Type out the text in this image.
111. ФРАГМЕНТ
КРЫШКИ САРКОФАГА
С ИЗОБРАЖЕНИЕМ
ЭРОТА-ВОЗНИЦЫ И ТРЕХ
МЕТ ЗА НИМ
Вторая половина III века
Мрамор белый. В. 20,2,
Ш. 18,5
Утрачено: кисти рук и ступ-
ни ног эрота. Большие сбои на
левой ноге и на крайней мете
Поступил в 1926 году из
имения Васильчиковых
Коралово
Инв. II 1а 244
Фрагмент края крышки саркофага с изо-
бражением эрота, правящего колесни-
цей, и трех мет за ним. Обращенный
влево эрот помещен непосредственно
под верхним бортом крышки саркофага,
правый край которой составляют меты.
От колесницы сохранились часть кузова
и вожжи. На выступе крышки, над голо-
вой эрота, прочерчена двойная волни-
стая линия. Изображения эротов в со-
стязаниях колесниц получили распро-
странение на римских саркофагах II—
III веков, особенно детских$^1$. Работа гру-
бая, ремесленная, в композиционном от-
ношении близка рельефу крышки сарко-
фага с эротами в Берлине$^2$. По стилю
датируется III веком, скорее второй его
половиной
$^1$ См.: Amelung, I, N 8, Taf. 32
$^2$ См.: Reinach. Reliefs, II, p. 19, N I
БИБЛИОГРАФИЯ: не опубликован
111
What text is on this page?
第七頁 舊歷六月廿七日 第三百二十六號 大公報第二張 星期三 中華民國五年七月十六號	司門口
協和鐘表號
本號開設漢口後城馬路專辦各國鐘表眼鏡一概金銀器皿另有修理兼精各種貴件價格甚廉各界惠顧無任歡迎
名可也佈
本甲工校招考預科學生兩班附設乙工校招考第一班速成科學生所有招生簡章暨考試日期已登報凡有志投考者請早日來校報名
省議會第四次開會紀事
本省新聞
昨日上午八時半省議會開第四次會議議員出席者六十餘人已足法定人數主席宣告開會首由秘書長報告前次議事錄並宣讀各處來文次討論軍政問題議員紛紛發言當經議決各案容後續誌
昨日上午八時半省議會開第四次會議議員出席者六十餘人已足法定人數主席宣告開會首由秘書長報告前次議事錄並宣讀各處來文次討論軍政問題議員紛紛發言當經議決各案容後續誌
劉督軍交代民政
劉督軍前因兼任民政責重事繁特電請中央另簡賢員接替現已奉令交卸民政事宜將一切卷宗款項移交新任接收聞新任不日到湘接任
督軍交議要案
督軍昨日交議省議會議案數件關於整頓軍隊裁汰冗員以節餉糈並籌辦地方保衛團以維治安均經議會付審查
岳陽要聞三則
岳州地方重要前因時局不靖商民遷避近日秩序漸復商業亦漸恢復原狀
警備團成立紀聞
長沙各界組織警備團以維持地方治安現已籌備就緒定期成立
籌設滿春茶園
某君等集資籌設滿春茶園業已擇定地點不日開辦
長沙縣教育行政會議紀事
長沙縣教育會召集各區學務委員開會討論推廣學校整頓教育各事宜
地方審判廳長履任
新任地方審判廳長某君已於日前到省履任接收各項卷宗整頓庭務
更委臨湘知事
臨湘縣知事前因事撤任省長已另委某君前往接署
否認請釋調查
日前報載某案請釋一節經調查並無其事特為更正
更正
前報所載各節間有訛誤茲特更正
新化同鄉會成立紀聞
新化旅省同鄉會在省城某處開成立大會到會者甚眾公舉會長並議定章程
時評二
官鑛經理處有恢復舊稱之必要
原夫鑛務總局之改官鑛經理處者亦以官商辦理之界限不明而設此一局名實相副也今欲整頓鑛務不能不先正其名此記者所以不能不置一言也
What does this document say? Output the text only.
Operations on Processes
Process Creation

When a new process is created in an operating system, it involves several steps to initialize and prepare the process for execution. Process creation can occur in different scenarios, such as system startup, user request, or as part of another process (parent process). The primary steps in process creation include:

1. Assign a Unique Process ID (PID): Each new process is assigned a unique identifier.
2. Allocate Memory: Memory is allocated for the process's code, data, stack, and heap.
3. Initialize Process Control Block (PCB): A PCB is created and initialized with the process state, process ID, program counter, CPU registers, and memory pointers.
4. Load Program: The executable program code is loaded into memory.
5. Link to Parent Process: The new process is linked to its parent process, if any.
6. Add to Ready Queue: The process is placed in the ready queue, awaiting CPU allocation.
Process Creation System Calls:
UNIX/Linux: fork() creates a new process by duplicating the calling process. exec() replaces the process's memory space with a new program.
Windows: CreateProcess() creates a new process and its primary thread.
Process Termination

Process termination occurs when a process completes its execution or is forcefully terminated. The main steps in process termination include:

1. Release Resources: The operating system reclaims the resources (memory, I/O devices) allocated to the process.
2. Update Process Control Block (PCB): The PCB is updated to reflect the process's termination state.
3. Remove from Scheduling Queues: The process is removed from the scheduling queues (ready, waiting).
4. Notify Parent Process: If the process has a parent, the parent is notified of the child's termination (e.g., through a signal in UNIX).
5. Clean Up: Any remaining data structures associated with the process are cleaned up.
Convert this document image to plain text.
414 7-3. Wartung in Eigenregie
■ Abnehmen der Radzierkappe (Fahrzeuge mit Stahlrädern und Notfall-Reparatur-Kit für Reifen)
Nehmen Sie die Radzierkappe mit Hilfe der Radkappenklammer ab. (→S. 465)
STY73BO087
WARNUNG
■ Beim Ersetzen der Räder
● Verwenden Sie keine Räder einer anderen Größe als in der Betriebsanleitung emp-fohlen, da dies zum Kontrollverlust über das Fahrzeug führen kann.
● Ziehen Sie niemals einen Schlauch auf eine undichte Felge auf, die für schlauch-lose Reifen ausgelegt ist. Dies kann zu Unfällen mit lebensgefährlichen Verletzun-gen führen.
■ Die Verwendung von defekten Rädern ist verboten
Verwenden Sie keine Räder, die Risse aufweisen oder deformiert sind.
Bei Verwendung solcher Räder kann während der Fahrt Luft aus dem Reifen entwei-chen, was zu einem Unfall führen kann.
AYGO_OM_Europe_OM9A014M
◆ ◆ ◆ ◆ ◆
**EXERCISE INSTRUCTIONS:** Copy out each line of the records that holds the string "primary".

**COMPLETED TASK:**
When a new process is created in an operating system, it involves several steps to initialize and prepare the process for execution. Process creation can occur in different scenarios, such as system startup, user request, or as part of another process (parent process). The primary steps in process creation include:
Windows: CreateProcess() creates a new process and its primary thread.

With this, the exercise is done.